◆ Text provided ◆
Audits to assess the outcomes of care and treatment and benchmark them with other services needed further development.

Care records did not always meet professional standards for documentation and some lacked the detail necessary to provide personalised and effective care for patients.

End of Life Care (EoLC) services required further development and documentation of discussions with patients and decision making in relation to palliative care required improvement.

Critical care


Updated 23 March 2017

Staffing in the unit was compliant with Intensive Care Society (ICS) guidance, with appropriate numbers of suitably qualified and registered staff. Nurse to patient and doctor to patient ratios were consistently in line with this guidance.

An experienced team of consultants and nurses delivered care and treatment based on a range of best practice guidance. Suitably qualified nursing staff cared for patients. Medical staff were supported by consultants.

There was good access to seven-day services and the unit had input from a multidisciplinary team

The unit had fewer readmissions within 48 hours of discharges, compared to other similar units.

The critical care unit provided a caring, kind, and compassionate service, which involved patients and their relatives in their care. All the feedback from patients and their relatives we spoke with was positive.

Observations of care showed staff maintained patients’ privacy and dignity and patients and their families were involved in their care.

ICNARC (Intensive Care National Audit and Research Centre) data for April 2015 to March 2016 showed that the unit performed better than similar units in many quality indicators.

The complaints process was effective, with appropriate investigations and there was culture of learning from complaints across the board.

There were good governance structures within the hospital and linked with critical care unit.

We saw good local leadership within the unit and staff reflected this in their conversations with us. Staff said the culture on the unit was supportive and any member of staff could approach the leadership team with any issues or new ideas.

The management team had oversight of the risks within the services and mitigating plans were in place.

Although learning from incidents was shared with all staff via learning grids, not all staff were able to give us an example of any changes in the unit due to an incident. This indicated that learning from incidents could be improved among  staff members.

◆ Requirement ◆
Decide whether each statement agrees with the critical care report: (a) the unit had more readmissions within 48 hours of discharge than similar units; (b) every staff member could give an example of a change in the unit caused by an incident; (c) nurse to patient ratios were consistently in line with Intensive Care Society guidance. For each, answer yes or no and quote the deciding words.

◆ Data to examine ◆

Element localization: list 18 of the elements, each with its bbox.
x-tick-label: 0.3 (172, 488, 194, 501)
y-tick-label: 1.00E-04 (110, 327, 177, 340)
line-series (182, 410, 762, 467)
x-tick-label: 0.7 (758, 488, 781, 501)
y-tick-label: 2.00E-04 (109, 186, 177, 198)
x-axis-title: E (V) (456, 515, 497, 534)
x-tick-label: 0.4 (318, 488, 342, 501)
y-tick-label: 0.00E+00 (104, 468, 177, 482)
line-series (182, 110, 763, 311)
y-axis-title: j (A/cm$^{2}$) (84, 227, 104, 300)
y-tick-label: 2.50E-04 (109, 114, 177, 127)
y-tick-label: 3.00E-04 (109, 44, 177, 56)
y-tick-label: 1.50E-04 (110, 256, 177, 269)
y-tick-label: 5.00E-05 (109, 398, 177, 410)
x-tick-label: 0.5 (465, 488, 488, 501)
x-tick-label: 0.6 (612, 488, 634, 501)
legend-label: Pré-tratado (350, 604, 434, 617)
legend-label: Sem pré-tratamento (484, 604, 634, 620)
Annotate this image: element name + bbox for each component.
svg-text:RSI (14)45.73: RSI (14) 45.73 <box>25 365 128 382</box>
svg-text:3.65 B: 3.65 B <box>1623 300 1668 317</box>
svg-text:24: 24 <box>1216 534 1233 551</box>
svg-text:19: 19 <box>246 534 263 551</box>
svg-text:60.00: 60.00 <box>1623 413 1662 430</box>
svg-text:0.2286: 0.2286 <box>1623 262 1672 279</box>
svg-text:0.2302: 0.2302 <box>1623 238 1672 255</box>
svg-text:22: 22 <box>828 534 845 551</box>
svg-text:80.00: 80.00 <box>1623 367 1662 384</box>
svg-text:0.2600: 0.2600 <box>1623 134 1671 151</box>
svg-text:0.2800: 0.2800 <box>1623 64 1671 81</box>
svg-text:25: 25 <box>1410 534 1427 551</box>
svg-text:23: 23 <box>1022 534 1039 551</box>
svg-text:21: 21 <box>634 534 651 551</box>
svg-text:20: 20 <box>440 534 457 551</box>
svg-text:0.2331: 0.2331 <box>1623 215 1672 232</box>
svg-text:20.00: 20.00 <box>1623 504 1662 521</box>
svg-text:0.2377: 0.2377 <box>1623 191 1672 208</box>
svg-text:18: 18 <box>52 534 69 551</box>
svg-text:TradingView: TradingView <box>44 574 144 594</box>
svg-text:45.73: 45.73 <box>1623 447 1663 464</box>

◆ Completed task ◆
(a) No: "The unit had fewer readmissions within 48 hours of discharges, compared to other similar units."
(b) No: "not all staff were able to give us an example of any changes in the unit due to an incident."
(c) Yes: "Nurse to patient and doctor to patient ratios were consistently in line with this guidance."